Exercise: Scan the lines below for the string "твердые" and copy every one that has it.

Material for this task:
<<<<

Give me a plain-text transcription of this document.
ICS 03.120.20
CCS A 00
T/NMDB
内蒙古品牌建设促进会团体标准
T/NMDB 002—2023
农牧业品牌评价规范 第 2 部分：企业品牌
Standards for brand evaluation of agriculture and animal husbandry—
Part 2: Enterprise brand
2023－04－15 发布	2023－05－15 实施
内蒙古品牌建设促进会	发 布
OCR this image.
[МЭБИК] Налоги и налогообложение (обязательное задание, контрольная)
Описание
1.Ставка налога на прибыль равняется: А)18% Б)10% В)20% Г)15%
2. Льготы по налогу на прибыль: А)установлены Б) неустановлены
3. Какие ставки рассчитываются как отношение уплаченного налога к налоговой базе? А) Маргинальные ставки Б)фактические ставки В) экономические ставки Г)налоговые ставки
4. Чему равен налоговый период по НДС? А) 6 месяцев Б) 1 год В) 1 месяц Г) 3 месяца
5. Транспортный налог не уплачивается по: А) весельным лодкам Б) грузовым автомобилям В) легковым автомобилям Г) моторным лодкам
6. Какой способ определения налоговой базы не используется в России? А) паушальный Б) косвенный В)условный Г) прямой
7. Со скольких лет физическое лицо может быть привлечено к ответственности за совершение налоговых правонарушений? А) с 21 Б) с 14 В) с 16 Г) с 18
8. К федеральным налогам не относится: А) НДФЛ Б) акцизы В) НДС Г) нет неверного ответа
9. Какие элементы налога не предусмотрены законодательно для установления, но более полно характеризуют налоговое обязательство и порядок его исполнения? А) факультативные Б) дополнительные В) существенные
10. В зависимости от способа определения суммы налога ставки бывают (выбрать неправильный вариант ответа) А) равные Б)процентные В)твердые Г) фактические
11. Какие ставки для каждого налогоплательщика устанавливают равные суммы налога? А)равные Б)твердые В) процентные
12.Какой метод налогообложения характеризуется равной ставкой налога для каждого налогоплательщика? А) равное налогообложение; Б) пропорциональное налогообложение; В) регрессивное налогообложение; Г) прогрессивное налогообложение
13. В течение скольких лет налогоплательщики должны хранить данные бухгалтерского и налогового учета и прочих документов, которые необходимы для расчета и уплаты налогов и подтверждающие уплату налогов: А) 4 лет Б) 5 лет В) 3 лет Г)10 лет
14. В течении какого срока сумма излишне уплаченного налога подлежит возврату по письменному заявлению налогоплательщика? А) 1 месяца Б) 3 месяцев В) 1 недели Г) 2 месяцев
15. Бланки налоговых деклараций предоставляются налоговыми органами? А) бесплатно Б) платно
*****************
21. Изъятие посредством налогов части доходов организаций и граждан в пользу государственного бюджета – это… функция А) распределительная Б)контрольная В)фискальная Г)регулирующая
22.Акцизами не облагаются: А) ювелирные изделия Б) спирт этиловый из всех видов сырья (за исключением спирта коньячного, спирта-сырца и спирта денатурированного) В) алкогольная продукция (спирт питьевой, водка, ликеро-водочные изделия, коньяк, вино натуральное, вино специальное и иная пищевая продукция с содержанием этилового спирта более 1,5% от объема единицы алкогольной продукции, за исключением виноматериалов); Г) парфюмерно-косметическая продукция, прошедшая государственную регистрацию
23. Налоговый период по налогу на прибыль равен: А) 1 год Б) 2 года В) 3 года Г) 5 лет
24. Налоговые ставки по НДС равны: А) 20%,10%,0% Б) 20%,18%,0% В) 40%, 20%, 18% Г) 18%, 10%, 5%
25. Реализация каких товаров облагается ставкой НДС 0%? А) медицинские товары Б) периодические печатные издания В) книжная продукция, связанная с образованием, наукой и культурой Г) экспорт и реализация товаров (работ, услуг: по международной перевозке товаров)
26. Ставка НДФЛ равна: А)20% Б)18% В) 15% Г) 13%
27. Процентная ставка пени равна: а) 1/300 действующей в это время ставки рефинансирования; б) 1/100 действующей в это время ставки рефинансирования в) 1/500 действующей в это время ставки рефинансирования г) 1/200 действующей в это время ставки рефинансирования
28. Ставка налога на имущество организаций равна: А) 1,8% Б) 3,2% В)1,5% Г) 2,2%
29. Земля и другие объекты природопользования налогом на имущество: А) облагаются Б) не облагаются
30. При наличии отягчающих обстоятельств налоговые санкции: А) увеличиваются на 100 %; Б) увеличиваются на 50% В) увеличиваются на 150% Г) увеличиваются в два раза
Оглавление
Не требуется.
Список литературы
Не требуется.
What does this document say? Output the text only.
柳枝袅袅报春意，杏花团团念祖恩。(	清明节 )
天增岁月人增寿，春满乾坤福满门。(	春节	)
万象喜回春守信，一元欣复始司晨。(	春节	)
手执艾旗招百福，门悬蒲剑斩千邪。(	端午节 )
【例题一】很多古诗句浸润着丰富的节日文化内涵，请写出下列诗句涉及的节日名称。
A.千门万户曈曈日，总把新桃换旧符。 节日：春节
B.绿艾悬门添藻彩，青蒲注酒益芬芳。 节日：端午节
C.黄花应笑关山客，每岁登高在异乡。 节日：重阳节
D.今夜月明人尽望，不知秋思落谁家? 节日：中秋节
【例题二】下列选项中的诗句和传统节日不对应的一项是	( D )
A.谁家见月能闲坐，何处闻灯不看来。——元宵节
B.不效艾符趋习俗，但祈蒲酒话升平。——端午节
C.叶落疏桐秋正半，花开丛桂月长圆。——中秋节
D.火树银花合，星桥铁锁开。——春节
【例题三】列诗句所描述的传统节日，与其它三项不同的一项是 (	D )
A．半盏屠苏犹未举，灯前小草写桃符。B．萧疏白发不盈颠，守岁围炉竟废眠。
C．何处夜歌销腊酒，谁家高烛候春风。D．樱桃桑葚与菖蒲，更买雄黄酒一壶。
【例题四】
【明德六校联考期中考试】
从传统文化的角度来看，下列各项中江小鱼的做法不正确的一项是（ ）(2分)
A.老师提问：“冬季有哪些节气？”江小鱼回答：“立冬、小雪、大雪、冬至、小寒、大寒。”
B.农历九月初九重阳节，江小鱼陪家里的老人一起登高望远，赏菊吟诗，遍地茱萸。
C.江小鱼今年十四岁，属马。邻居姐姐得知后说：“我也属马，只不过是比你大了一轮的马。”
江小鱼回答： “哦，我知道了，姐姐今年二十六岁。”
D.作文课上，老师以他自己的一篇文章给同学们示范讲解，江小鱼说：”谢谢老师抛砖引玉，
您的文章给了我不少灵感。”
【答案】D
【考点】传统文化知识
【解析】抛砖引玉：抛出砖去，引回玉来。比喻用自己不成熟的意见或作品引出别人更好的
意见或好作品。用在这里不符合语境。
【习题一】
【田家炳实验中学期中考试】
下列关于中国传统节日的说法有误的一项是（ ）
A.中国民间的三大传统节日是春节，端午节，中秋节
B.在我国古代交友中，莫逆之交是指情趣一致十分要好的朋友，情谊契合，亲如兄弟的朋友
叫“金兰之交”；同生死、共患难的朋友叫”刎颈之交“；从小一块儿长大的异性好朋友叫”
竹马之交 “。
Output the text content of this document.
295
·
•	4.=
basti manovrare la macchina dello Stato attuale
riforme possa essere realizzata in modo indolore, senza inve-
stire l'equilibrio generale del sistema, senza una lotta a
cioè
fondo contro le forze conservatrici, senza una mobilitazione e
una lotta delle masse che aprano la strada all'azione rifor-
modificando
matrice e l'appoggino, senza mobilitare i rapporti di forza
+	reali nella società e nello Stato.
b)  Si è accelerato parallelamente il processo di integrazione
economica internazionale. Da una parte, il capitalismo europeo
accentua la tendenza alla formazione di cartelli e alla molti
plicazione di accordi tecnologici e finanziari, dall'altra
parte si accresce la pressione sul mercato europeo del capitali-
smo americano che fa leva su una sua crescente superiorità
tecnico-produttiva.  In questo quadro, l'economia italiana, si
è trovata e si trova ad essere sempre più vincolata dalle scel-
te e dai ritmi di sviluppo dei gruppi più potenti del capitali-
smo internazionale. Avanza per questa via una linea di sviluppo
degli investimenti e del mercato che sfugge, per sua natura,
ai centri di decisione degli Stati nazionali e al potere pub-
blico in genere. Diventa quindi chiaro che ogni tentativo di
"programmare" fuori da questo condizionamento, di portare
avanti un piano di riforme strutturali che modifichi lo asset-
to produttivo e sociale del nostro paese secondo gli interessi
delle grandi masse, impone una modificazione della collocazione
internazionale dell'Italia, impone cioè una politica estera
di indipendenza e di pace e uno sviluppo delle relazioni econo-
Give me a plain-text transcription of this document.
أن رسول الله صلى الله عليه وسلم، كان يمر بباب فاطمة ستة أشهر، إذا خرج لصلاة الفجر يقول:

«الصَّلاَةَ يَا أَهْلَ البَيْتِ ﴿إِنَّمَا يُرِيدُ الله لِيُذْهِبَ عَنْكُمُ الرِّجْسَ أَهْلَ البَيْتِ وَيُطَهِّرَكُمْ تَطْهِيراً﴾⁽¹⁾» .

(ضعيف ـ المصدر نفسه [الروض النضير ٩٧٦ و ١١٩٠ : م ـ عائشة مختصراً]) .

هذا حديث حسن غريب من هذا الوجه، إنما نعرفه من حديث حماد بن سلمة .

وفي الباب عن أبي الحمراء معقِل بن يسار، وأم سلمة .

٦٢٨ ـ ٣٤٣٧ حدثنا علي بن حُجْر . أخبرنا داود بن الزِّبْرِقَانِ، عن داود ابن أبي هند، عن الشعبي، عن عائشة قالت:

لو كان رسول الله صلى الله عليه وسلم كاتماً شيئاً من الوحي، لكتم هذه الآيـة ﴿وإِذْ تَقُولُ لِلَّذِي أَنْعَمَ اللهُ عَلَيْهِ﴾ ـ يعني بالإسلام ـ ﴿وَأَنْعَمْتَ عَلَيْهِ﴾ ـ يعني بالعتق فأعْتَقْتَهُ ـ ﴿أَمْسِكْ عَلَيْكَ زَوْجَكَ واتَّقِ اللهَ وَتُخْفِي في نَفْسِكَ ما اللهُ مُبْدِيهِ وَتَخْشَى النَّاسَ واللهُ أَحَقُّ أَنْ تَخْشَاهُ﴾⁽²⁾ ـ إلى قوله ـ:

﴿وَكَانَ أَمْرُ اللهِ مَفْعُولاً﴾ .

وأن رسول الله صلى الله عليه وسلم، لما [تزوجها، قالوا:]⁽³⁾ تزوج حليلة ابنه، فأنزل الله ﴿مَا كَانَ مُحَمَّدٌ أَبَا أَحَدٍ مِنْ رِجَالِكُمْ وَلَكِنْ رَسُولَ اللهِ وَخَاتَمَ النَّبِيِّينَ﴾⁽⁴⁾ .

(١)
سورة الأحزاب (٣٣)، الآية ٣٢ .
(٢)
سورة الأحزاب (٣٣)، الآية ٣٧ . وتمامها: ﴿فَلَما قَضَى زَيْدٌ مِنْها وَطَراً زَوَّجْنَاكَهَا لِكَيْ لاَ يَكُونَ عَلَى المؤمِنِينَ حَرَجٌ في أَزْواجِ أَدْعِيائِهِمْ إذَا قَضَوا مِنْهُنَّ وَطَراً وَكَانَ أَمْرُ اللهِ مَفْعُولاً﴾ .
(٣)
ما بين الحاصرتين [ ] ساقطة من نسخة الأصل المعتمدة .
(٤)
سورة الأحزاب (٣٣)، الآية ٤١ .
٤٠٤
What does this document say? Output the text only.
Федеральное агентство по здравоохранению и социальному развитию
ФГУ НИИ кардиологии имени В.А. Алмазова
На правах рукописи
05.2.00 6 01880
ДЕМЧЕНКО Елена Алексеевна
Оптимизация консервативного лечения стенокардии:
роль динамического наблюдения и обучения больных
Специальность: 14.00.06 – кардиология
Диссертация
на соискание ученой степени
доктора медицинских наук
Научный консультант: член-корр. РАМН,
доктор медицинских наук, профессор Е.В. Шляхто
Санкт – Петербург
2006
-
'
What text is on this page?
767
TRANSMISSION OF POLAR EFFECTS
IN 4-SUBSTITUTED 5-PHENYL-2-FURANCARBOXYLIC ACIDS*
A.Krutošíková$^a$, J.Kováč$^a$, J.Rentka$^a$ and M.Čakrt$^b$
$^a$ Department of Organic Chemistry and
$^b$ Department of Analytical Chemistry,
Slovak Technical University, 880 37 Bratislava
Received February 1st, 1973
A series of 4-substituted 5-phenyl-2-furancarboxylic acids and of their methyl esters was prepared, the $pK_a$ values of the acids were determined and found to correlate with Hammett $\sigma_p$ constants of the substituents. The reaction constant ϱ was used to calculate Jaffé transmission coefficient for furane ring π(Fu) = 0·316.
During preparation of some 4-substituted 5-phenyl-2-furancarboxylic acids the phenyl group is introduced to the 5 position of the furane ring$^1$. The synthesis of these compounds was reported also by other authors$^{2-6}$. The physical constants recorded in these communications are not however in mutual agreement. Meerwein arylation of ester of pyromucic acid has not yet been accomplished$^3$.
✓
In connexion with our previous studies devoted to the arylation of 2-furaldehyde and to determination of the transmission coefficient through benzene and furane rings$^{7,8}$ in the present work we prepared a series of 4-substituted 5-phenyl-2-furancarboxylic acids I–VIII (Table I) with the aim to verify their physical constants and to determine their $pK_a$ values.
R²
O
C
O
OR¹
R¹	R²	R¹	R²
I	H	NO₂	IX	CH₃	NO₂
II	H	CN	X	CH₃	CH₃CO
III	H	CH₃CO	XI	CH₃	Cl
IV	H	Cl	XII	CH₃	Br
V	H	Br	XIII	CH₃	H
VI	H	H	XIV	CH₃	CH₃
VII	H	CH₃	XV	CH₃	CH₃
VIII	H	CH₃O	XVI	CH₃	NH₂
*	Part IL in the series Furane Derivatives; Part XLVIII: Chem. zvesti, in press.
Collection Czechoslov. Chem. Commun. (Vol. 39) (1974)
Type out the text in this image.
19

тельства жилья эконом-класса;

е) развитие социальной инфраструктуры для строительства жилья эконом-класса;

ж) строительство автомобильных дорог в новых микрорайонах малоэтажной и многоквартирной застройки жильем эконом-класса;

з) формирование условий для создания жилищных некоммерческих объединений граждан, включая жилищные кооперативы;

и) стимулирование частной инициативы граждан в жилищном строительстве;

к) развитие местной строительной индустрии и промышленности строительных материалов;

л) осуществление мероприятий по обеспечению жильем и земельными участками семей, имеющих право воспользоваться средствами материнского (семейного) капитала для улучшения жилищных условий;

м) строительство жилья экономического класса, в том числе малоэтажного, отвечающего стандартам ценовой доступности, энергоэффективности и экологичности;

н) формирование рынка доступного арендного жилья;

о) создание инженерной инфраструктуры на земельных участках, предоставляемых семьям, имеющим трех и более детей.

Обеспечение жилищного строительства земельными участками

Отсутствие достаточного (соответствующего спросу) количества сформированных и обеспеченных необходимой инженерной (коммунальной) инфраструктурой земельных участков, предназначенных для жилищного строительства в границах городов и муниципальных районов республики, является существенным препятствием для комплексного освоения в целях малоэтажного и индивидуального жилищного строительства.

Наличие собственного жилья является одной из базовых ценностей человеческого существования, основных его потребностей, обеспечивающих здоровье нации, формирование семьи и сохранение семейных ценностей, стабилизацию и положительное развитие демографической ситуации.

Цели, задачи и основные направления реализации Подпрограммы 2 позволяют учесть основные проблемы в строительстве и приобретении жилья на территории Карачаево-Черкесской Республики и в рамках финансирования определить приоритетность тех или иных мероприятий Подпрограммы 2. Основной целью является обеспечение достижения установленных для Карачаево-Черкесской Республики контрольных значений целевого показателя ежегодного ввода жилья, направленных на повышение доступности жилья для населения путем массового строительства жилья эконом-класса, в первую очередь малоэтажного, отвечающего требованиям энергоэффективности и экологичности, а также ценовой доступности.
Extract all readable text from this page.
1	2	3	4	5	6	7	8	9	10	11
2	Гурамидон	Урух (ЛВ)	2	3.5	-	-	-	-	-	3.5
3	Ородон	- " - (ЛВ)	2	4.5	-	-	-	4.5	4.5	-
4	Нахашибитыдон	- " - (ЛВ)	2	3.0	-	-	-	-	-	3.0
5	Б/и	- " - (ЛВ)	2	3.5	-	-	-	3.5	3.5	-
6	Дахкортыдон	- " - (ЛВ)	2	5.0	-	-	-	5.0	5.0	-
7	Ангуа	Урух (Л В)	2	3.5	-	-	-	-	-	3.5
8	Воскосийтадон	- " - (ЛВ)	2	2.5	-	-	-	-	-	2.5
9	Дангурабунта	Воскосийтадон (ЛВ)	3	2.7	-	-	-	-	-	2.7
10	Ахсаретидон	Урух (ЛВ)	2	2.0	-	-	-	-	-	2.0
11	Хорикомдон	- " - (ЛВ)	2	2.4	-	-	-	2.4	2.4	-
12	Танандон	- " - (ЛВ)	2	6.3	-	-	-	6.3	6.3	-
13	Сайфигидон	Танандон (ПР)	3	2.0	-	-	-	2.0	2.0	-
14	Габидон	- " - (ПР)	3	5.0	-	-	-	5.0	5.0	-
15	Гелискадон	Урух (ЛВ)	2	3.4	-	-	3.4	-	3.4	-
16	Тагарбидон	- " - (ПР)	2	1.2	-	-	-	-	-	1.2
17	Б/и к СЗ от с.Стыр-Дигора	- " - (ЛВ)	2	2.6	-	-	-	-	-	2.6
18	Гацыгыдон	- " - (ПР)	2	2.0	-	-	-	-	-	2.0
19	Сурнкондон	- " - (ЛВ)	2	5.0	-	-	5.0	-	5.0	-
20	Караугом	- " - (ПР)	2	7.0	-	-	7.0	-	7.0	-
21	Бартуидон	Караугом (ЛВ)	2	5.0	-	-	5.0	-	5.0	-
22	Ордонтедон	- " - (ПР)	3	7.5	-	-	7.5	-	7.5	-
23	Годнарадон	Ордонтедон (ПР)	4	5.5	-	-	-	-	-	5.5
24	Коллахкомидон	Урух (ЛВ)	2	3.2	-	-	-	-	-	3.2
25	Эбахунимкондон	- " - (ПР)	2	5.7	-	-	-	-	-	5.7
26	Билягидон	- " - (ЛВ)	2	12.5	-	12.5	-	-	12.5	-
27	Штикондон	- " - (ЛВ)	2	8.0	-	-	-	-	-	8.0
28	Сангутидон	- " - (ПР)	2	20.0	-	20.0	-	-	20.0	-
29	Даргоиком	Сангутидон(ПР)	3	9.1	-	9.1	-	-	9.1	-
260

>>>>

Task answer:
10. В зависимости от способа определения суммы налога ставки бывают (выбрать неправильный вариант ответа) А) равные Б)процентные В)твердые Г) фактические
11. Какие ставки для каждого налогоплательщика устанавливают равные суммы налога? А)равные Б)твердые В) процентные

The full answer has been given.